Look through the lines below and extract each one that contains "panel".
= = =
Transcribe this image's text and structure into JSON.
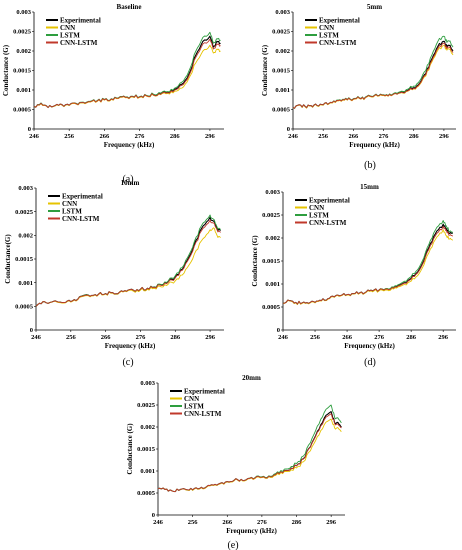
{
  "chart_data": [
    {
      "type": "line",
      "panel": "(a)",
      "title": "Baseline",
      "xlabel": "Frequency (kHz)",
      "ylabel": "Conductance (G)",
      "xlim": [
        246,
        300
      ],
      "ylim": [
        0,
        0.003
      ],
      "xticks": [
        246,
        256,
        266,
        276,
        286,
        296
      ],
      "yticks": [
        0,
        0.0005,
        0.001,
        0.0015,
        0.002,
        0.0025,
        0.003
      ],
      "legend": "top-left",
      "x": [
        246,
        248,
        250,
        252,
        254,
        256,
        258,
        260,
        262,
        264,
        266,
        268,
        270,
        272,
        274,
        276,
        278,
        280,
        282,
        284,
        286,
        288,
        290,
        292,
        294,
        296,
        297,
        298,
        299
      ],
      "series": [
        {
          "name": "Experimental",
          "color": "#000000",
          "values": [
            0.00058,
            0.00066,
            0.00055,
            0.0006,
            0.00062,
            0.00061,
            0.00065,
            0.00068,
            0.0007,
            0.00072,
            0.00075,
            0.00077,
            0.00079,
            0.00081,
            0.00083,
            0.00082,
            0.00085,
            0.00088,
            0.0009,
            0.00094,
            0.00102,
            0.00115,
            0.0014,
            0.0019,
            0.00225,
            0.00238,
            0.0021,
            0.00225,
            0.0022
          ]
        },
        {
          "name": "CNN",
          "color": "#e6c300",
          "values": [
            0.00058,
            0.00065,
            0.00055,
            0.00059,
            0.00061,
            0.0006,
            0.00064,
            0.00067,
            0.00069,
            0.00071,
            0.00074,
            0.00076,
            0.00078,
            0.0008,
            0.00082,
            0.00081,
            0.00084,
            0.00086,
            0.00088,
            0.00091,
            0.00097,
            0.00105,
            0.0013,
            0.0017,
            0.002,
            0.00215,
            0.00195,
            0.00205,
            0.002
          ]
        },
        {
          "name": "LSTM",
          "color": "#2e9e3f",
          "values": [
            0.00058,
            0.00067,
            0.00055,
            0.0006,
            0.00062,
            0.00061,
            0.00066,
            0.00069,
            0.00071,
            0.00073,
            0.00076,
            0.00078,
            0.0008,
            0.00082,
            0.00084,
            0.00083,
            0.00086,
            0.00089,
            0.00092,
            0.00096,
            0.00105,
            0.0012,
            0.00148,
            0.002,
            0.00235,
            0.00248,
            0.0022,
            0.00232,
            0.00228
          ]
        },
        {
          "name": "CNN-LSTM",
          "color": "#c0392b",
          "values": [
            0.00058,
            0.00066,
            0.00055,
            0.0006,
            0.00062,
            0.00061,
            0.00065,
            0.00068,
            0.0007,
            0.00072,
            0.00075,
            0.00077,
            0.00079,
            0.00081,
            0.00083,
            0.00082,
            0.00085,
            0.00087,
            0.00089,
            0.00093,
            0.001,
            0.00112,
            0.00136,
            0.00184,
            0.00218,
            0.0023,
            0.00205,
            0.00218,
            0.00214
          ]
        }
      ]
    },
    {
      "type": "line",
      "panel": "(b)",
      "title": "5mm",
      "xlabel": "Frequency (kHz)",
      "ylabel": "Conductance (G)",
      "xlim": [
        246,
        300
      ],
      "ylim": [
        0,
        0.003
      ],
      "xticks": [
        246,
        256,
        266,
        276,
        286,
        296
      ],
      "yticks": [
        0,
        0.0005,
        0.001,
        0.0015,
        0.002,
        0.0025,
        0.003
      ],
      "legend": "top-left",
      "x": [
        246,
        248,
        250,
        252,
        254,
        256,
        258,
        260,
        262,
        264,
        266,
        268,
        270,
        272,
        274,
        276,
        278,
        280,
        282,
        284,
        286,
        288,
        290,
        292,
        294,
        296,
        297,
        298,
        299
      ],
      "series": [
        {
          "name": "Experimental",
          "color": "#000000",
          "values": [
            0.00055,
            0.00062,
            0.00058,
            0.0006,
            0.0006,
            0.00062,
            0.00066,
            0.00069,
            0.00072,
            0.00075,
            0.00077,
            0.00079,
            0.00081,
            0.00083,
            0.00085,
            0.00087,
            0.00089,
            0.00092,
            0.00095,
            0.00099,
            0.00106,
            0.00118,
            0.00142,
            0.0018,
            0.00212,
            0.00225,
            0.0021,
            0.00215,
            0.002
          ]
        },
        {
          "name": "CNN",
          "color": "#e6c300",
          "values": [
            0.00055,
            0.00061,
            0.00057,
            0.00059,
            0.00059,
            0.00061,
            0.00065,
            0.00068,
            0.00071,
            0.00074,
            0.00076,
            0.00078,
            0.0008,
            0.00082,
            0.00084,
            0.00086,
            0.00088,
            0.00091,
            0.00093,
            0.00097,
            0.00103,
            0.00114,
            0.00136,
            0.00172,
            0.00202,
            0.00214,
            0.00202,
            0.00205,
            0.0019
          ]
        },
        {
          "name": "LSTM",
          "color": "#2e9e3f",
          "values": [
            0.00055,
            0.00062,
            0.00058,
            0.0006,
            0.0006,
            0.00062,
            0.00066,
            0.0007,
            0.00073,
            0.00076,
            0.00078,
            0.0008,
            0.00082,
            0.00084,
            0.00086,
            0.00088,
            0.0009,
            0.00093,
            0.00097,
            0.00102,
            0.0011,
            0.00124,
            0.0015,
            0.0019,
            0.00225,
            0.00238,
            0.00222,
            0.00226,
            0.0021
          ]
        },
        {
          "name": "CNN-LSTM",
          "color": "#c0392b",
          "values": [
            0.00055,
            0.00062,
            0.00058,
            0.0006,
            0.0006,
            0.00062,
            0.00066,
            0.00069,
            0.00072,
            0.00075,
            0.00077,
            0.00079,
            0.00081,
            0.00083,
            0.00085,
            0.00087,
            0.00089,
            0.00091,
            0.00094,
            0.00098,
            0.00104,
            0.00116,
            0.00139,
            0.00176,
            0.00207,
            0.0022,
            0.00206,
            0.0021,
            0.00196
          ]
        }
      ]
    },
    {
      "type": "line",
      "panel": "(c)",
      "title": "10mm",
      "xlabel": "Frequency (kHz)",
      "ylabel": "Conductance(G)",
      "xlim": [
        246,
        300
      ],
      "ylim": [
        0,
        0.003
      ],
      "xticks": [
        246,
        256,
        266,
        276,
        286,
        296
      ],
      "yticks": [
        0,
        0.0005,
        0.001,
        0.0015,
        0.002,
        0.0025,
        0.003
      ],
      "legend": "top-left",
      "x": [
        246,
        248,
        250,
        252,
        254,
        256,
        258,
        260,
        262,
        264,
        266,
        268,
        270,
        272,
        274,
        276,
        278,
        280,
        282,
        284,
        286,
        288,
        290,
        292,
        294,
        296,
        297,
        298,
        299
      ],
      "series": [
        {
          "name": "Experimental",
          "color": "#000000",
          "values": [
            0.0005,
            0.0006,
            0.00058,
            0.0006,
            0.00058,
            0.0006,
            0.00065,
            0.00074,
            0.00073,
            0.00076,
            0.00077,
            0.00079,
            0.0008,
            0.00082,
            0.00084,
            0.00086,
            0.00088,
            0.00091,
            0.00095,
            0.00102,
            0.00112,
            0.00128,
            0.00155,
            0.0019,
            0.0022,
            0.00238,
            0.0023,
            0.00215,
            0.0021
          ]
        },
        {
          "name": "CNN",
          "color": "#e6c300",
          "values": [
            0.0005,
            0.0006,
            0.00058,
            0.00059,
            0.00057,
            0.00059,
            0.00064,
            0.00072,
            0.00072,
            0.00075,
            0.00076,
            0.00078,
            0.00079,
            0.00081,
            0.00082,
            0.00084,
            0.00086,
            0.00088,
            0.00091,
            0.00097,
            0.00104,
            0.00116,
            0.00138,
            0.00168,
            0.00193,
            0.00212,
            0.00216,
            0.002,
            0.00195
          ]
        },
        {
          "name": "LSTM",
          "color": "#2e9e3f",
          "values": [
            0.0005,
            0.0006,
            0.00058,
            0.0006,
            0.00058,
            0.0006,
            0.00065,
            0.00074,
            0.00073,
            0.00076,
            0.00077,
            0.00079,
            0.0008,
            0.00082,
            0.00084,
            0.00086,
            0.00088,
            0.00091,
            0.00096,
            0.00104,
            0.00115,
            0.00132,
            0.0016,
            0.00196,
            0.00226,
            0.00243,
            0.00234,
            0.00218,
            0.00212
          ]
        },
        {
          "name": "CNN-LSTM",
          "color": "#c0392b",
          "values": [
            0.0005,
            0.0006,
            0.00058,
            0.0006,
            0.00058,
            0.0006,
            0.00065,
            0.00073,
            0.00073,
            0.00076,
            0.00077,
            0.00079,
            0.0008,
            0.00082,
            0.00084,
            0.00086,
            0.00088,
            0.0009,
            0.00094,
            0.00101,
            0.0011,
            0.00126,
            0.00152,
            0.00186,
            0.00215,
            0.00232,
            0.00226,
            0.00212,
            0.00206
          ]
        }
      ]
    },
    {
      "type": "line",
      "panel": "(d)",
      "title": "15mm",
      "xlabel": "Frequency (kHz)",
      "ylabel": "Conductance (G)",
      "xlim": [
        246,
        300
      ],
      "ylim": [
        0,
        0.003
      ],
      "xticks": [
        246,
        256,
        266,
        276,
        286,
        296
      ],
      "yticks": [
        0,
        0.0005,
        0.001,
        0.0015,
        0.002,
        0.0025,
        0.003
      ],
      "legend": "top-left",
      "x": [
        246,
        248,
        250,
        252,
        254,
        256,
        258,
        260,
        262,
        264,
        266,
        268,
        270,
        272,
        274,
        276,
        278,
        280,
        282,
        284,
        286,
        288,
        290,
        292,
        294,
        296,
        297,
        298,
        299
      ],
      "series": [
        {
          "name": "Experimental",
          "color": "#000000",
          "values": [
            0.00058,
            0.00064,
            0.0006,
            0.00059,
            0.00058,
            0.0006,
            0.00064,
            0.00068,
            0.00072,
            0.00075,
            0.00077,
            0.00079,
            0.00081,
            0.00083,
            0.00085,
            0.00087,
            0.00089,
            0.00093,
            0.00097,
            0.00103,
            0.00112,
            0.00126,
            0.00152,
            0.00188,
            0.00215,
            0.0023,
            0.0022,
            0.0021,
            0.0021
          ]
        },
        {
          "name": "CNN",
          "color": "#e6c300",
          "values": [
            0.00058,
            0.00063,
            0.00059,
            0.00058,
            0.00057,
            0.00059,
            0.00063,
            0.00067,
            0.00071,
            0.00074,
            0.00076,
            0.00078,
            0.0008,
            0.00082,
            0.00083,
            0.00085,
            0.00087,
            0.0009,
            0.00094,
            0.00099,
            0.00106,
            0.00118,
            0.00142,
            0.00176,
            0.00202,
            0.00218,
            0.00205,
            0.00198,
            0.00195
          ]
        },
        {
          "name": "LSTM",
          "color": "#2e9e3f",
          "values": [
            0.00058,
            0.00064,
            0.0006,
            0.00059,
            0.00058,
            0.0006,
            0.00064,
            0.00068,
            0.00072,
            0.00075,
            0.00077,
            0.00079,
            0.00081,
            0.00083,
            0.00085,
            0.00087,
            0.0009,
            0.00094,
            0.00099,
            0.00106,
            0.00116,
            0.00131,
            0.00158,
            0.00195,
            0.00223,
            0.00238,
            0.00226,
            0.00214,
            0.00212
          ]
        },
        {
          "name": "CNN-LSTM",
          "color": "#c0392b",
          "values": [
            0.00058,
            0.00064,
            0.0006,
            0.00059,
            0.00058,
            0.0006,
            0.00064,
            0.00068,
            0.00072,
            0.00075,
            0.00077,
            0.00079,
            0.00081,
            0.00083,
            0.00085,
            0.00087,
            0.00089,
            0.00092,
            0.00096,
            0.00102,
            0.0011,
            0.00124,
            0.00149,
            0.00184,
            0.0021,
            0.00225,
            0.00216,
            0.00206,
            0.00204
          ]
        }
      ]
    },
    {
      "type": "line",
      "panel": "(e)",
      "title": "20mm",
      "xlabel": "Frequency (kHz)",
      "ylabel": "Conductance (G)",
      "xlim": [
        246,
        300
      ],
      "ylim": [
        0,
        0.003
      ],
      "xticks": [
        246,
        256,
        266,
        276,
        286,
        296
      ],
      "yticks": [
        0,
        0.0005,
        0.001,
        0.0015,
        0.002,
        0.0025,
        0.003
      ],
      "legend": "top-left",
      "x": [
        246,
        248,
        250,
        252,
        254,
        256,
        258,
        260,
        262,
        264,
        266,
        268,
        270,
        272,
        274,
        276,
        278,
        280,
        282,
        284,
        286,
        288,
        290,
        292,
        294,
        296,
        297,
        298,
        299
      ],
      "series": [
        {
          "name": "Experimental",
          "color": "#000000",
          "values": [
            0.0006,
            0.00058,
            0.00055,
            0.00056,
            0.00058,
            0.00057,
            0.0006,
            0.00064,
            0.00068,
            0.00072,
            0.00076,
            0.00079,
            0.00081,
            0.00083,
            0.00084,
            0.00086,
            0.00088,
            0.00092,
            0.00096,
            0.00102,
            0.00112,
            0.00128,
            0.00155,
            0.0019,
            0.0022,
            0.00235,
            0.0021,
            0.0021,
            0.002
          ]
        },
        {
          "name": "CNN",
          "color": "#e6c300",
          "values": [
            0.0006,
            0.00058,
            0.00055,
            0.00056,
            0.00057,
            0.00056,
            0.00059,
            0.00063,
            0.00067,
            0.00071,
            0.00075,
            0.00078,
            0.0008,
            0.00082,
            0.00083,
            0.00085,
            0.00087,
            0.0009,
            0.00094,
            0.00099,
            0.00107,
            0.00121,
            0.00146,
            0.00178,
            0.00205,
            0.00218,
            0.00198,
            0.00198,
            0.0019
          ]
        },
        {
          "name": "LSTM",
          "color": "#2e9e3f",
          "values": [
            0.0006,
            0.00058,
            0.00055,
            0.00056,
            0.00058,
            0.00057,
            0.0006,
            0.00064,
            0.00068,
            0.00072,
            0.00076,
            0.00079,
            0.00081,
            0.00083,
            0.00085,
            0.00087,
            0.00089,
            0.00094,
            0.00099,
            0.00106,
            0.00117,
            0.00134,
            0.00164,
            0.00202,
            0.00233,
            0.0025,
            0.00222,
            0.0022,
            0.0021
          ]
        },
        {
          "name": "CNN-LSTM",
          "color": "#c0392b",
          "values": [
            0.0006,
            0.00058,
            0.00055,
            0.00056,
            0.00058,
            0.00057,
            0.0006,
            0.00064,
            0.00068,
            0.00072,
            0.00076,
            0.00079,
            0.00081,
            0.00083,
            0.00084,
            0.00086,
            0.00088,
            0.00092,
            0.00096,
            0.00102,
            0.00112,
            0.00127,
            0.00154,
            0.00188,
            0.00216,
            0.0023,
            0.00208,
            0.00206,
            0.00198
          ]
        }
      ]
    }
  ]
}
= = =
_Task result_
      "panel": "(a)",
      "panel": "(b)",
      "panel": "(c)",
      "panel": "(d)",
      "panel": "(e)",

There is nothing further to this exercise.